(Source data)
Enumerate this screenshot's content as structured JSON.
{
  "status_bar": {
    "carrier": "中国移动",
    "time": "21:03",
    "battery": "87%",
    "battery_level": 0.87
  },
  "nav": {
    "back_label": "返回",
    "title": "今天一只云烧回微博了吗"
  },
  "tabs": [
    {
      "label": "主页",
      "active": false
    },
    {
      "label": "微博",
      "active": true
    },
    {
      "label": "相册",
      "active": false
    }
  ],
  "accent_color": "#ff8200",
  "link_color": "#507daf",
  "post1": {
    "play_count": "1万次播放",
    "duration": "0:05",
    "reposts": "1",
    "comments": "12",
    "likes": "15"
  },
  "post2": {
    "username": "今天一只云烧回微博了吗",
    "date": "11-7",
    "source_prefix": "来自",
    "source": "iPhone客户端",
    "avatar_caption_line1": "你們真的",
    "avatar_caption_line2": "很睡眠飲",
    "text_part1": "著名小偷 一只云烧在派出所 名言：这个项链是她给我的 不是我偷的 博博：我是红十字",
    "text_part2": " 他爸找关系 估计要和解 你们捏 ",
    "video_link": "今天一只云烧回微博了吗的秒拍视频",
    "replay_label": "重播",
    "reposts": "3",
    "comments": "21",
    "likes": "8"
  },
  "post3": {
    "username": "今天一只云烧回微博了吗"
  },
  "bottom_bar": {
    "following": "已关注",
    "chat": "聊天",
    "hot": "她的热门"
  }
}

• **Goal**:
Reproduce the data in its entirety, matching each character.

• **Exercise result**:
Enumerate this screenshot's content as structured JSON.
{
  "status_bar": {
    "carrier": "中国移动",
    "time": "21:03",
    "battery": "87%",
    "battery_level": 0.87
  },
  "nav": {
    "back_label": "返回",
    "title": "今天一只云烧回微博了吗"
  },
  "tabs": [
    {
      "label": "主页",
      "active": false
    },
    {
      "label": "微博",
      "active": true
    },
    {
      "label": "相册",
      "active": false
    }
  ],
  "accent_color": "#ff8200",
  "link_color": "#507daf",
  "post1": {
    "play_count": "1万次播放",
    "duration": "0:05",
    "reposts": "1",
    "comments": "12",
    "likes": "15"
  },
  "post2": {
    "username": "今天一只云烧回微博了吗",
    "date": "11-7",
    "source_prefix": "来自",
    "source": "iPhone客户端",
    "avatar_caption_line1": "你們真的",
    "avatar_caption_line2": "很睡眠飲",
    "text_part1": "著名小偷 一只云烧在派出所 名言：这个项链是她给我的 不是我偷的 博博：我是红十字",
    "text_part2": " 他爸找关系 估计要和解 你们捏 ",
    "video_link": "今天一只云烧回微博了吗的秒拍视频",
    "replay_label": "重播",
    "reposts": "3",
    "comments": "21",
    "likes": "8"
  },
  "post3": {
    "username": "今天一只云烧回微博了吗"
  },
  "bottom_bar": {
    "following": "已关注",
    "chat": "聊天",
    "hot": "她的热门"
  }
}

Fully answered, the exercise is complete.